Region annotation records
* BEGIN *
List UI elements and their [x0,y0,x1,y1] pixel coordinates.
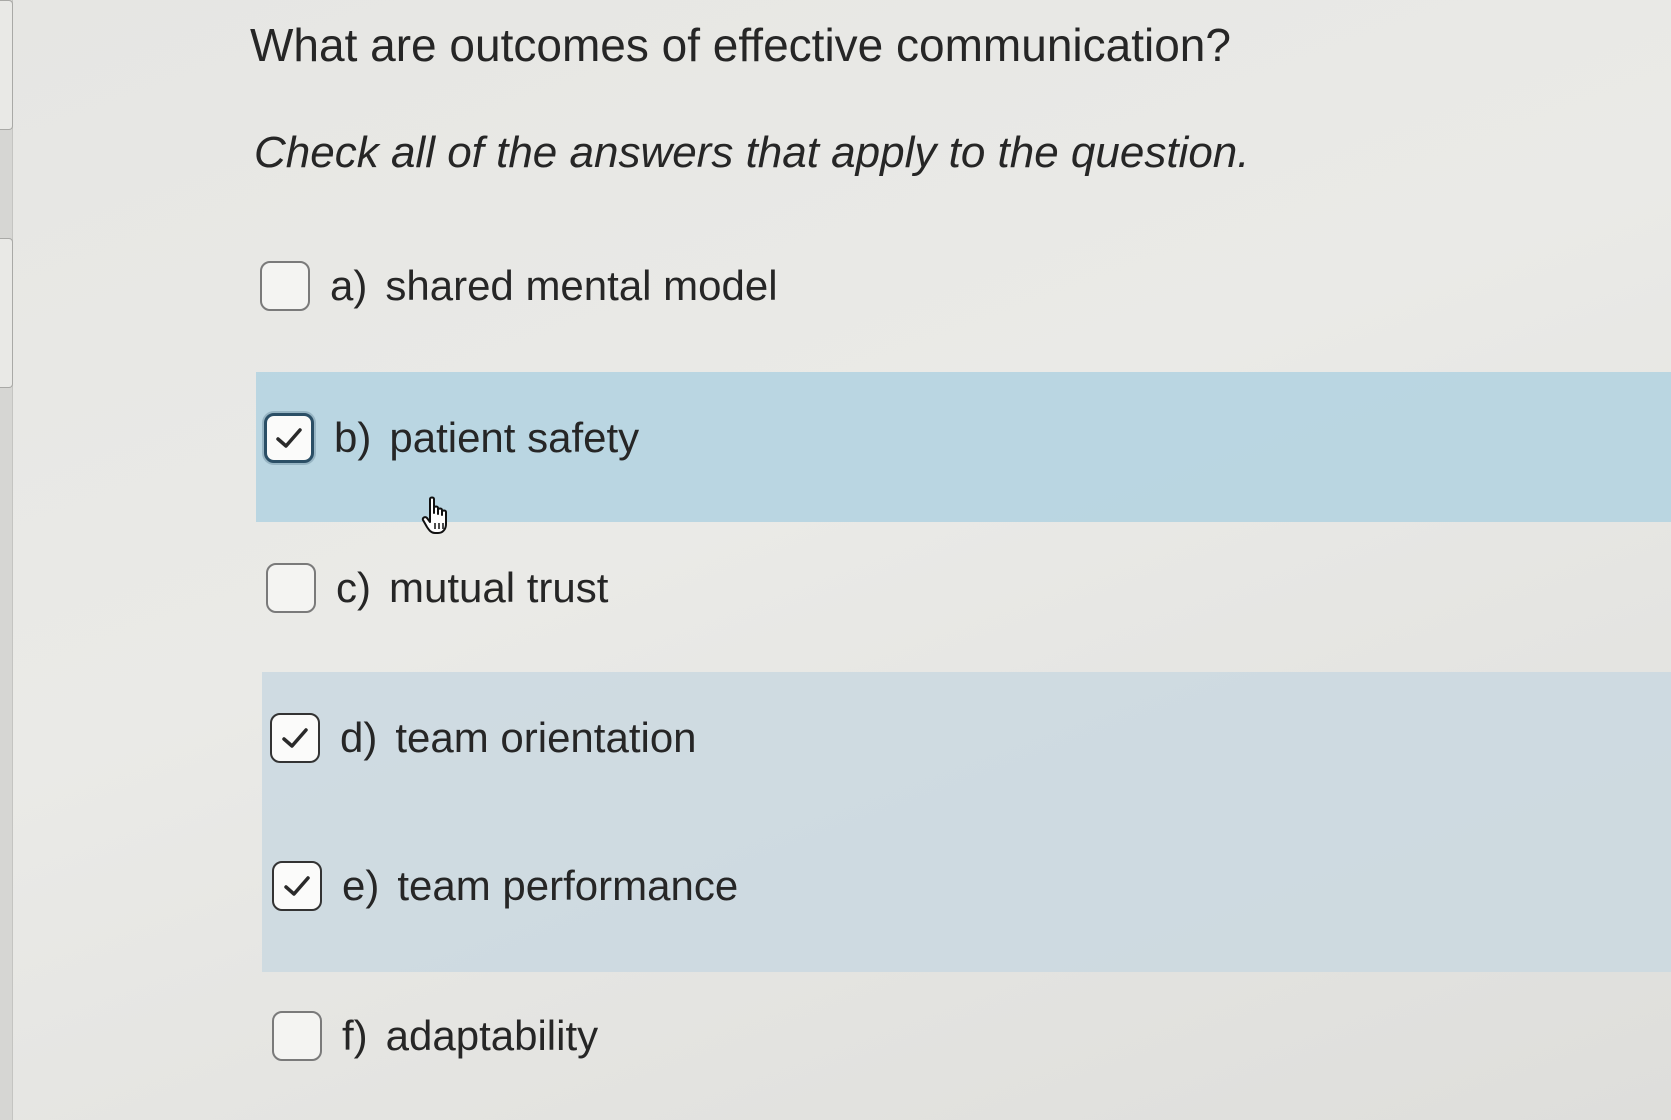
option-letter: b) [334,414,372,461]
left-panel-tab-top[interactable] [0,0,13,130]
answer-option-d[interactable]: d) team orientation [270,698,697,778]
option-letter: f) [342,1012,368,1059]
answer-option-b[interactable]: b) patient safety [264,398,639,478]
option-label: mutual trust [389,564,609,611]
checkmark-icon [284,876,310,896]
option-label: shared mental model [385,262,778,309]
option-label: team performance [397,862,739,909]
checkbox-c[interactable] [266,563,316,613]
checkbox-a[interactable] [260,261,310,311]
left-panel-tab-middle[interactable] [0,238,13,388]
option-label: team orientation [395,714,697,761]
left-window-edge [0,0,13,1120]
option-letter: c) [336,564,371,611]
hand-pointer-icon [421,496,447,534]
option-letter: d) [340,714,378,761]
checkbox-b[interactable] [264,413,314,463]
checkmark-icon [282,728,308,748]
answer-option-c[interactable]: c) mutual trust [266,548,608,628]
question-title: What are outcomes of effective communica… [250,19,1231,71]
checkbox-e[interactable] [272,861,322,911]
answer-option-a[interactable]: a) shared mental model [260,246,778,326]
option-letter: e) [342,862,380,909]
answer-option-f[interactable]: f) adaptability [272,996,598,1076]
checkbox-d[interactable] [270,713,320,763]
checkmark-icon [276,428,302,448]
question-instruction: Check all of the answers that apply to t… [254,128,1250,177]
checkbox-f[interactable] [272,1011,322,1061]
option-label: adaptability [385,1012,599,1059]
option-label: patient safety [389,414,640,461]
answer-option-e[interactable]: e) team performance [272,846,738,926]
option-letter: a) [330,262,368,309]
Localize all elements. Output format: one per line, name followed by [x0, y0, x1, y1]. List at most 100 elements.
* END *
Exercise details — Copy the lines of the data from the one containing "option-letter: b) [334,414,372,461]" through the one containing "option-label: shared mental", keeping both of those lines.

Answer to this exercise —
option-letter: b) [334,414,372,461]
left-panel-tab-top[interactable] [0,0,13,130]
answer-option-d[interactable]: d) team orientation [270,698,697,778]
option-letter: f) [342,1012,368,1059]
answer-option-b[interactable]: b) patient safety [264,398,639,478]
option-label: mutual trust [389,564,609,611]
checkmark-icon [284,876,310,896]
option-label: shared mental model [385,262,778,309]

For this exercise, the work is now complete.